** Start AVAILABLE RECORDS **
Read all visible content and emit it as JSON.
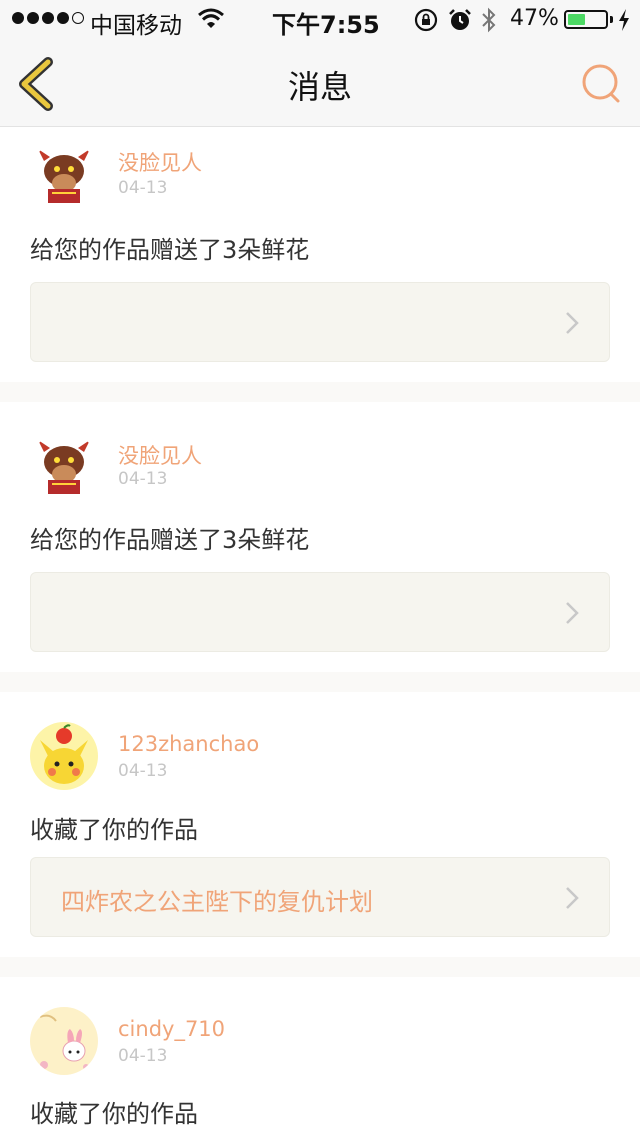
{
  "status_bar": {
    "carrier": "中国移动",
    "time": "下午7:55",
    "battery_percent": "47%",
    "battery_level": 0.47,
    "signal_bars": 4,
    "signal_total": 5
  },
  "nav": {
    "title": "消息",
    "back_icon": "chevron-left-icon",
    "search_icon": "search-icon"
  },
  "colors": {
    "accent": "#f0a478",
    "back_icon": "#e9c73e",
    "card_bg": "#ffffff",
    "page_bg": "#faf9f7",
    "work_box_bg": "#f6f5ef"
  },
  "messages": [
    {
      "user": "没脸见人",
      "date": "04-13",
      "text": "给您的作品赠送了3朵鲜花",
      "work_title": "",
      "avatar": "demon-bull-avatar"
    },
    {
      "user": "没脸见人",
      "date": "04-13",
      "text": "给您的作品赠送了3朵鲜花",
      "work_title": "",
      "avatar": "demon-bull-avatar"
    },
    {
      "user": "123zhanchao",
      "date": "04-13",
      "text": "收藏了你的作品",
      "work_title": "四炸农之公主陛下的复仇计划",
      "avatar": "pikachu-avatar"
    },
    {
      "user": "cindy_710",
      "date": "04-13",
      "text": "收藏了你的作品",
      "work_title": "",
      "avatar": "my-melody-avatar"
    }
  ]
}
** End AVAILABLE RECORDS **
**TASK GOAL**
Each record should be quoted exactly, with the images omitted.

**RESULT BELOW**
Read all visible content and emit it as JSON.
{
  "status_bar": {
    "carrier": "中国移动",
    "time": "下午7:55",
    "battery_percent": "47%",
    "battery_level": 0.47,
    "signal_bars": 4,
    "signal_total": 5
  },
  "nav": {
    "title": "消息",
    "back_icon": "chevron-left-icon",
    "search_icon": "search-icon"
  },
  "colors": {
    "accent": "#f0a478",
    "back_icon": "#e9c73e",
    "card_bg": "#ffffff",
    "page_bg": "#faf9f7",
    "work_box_bg": "#f6f5ef"
  },
  "messages": [
    {
      "user": "没脸见人",
      "date": "04-13",
      "text": "给您的作品赠送了3朵鲜花",
      "work_title": "",
      "avatar": "demon-bull-avatar"
    },
    {
      "user": "没脸见人",
      "date": "04-13",
      "text": "给您的作品赠送了3朵鲜花",
      "work_title": "",
      "avatar": "demon-bull-avatar"
    },
    {
      "user": "123zhanchao",
      "date": "04-13",
      "text": "收藏了你的作品",
      "work_title": "四炸农之公主陛下的复仇计划",
      "avatar": "pikachu-avatar"
    },
    {
      "user": "cindy_710",
      "date": "04-13",
      "text": "收藏了你的作品",
      "work_title": "",
      "avatar": "my-melody-avatar"
    }
  ]
}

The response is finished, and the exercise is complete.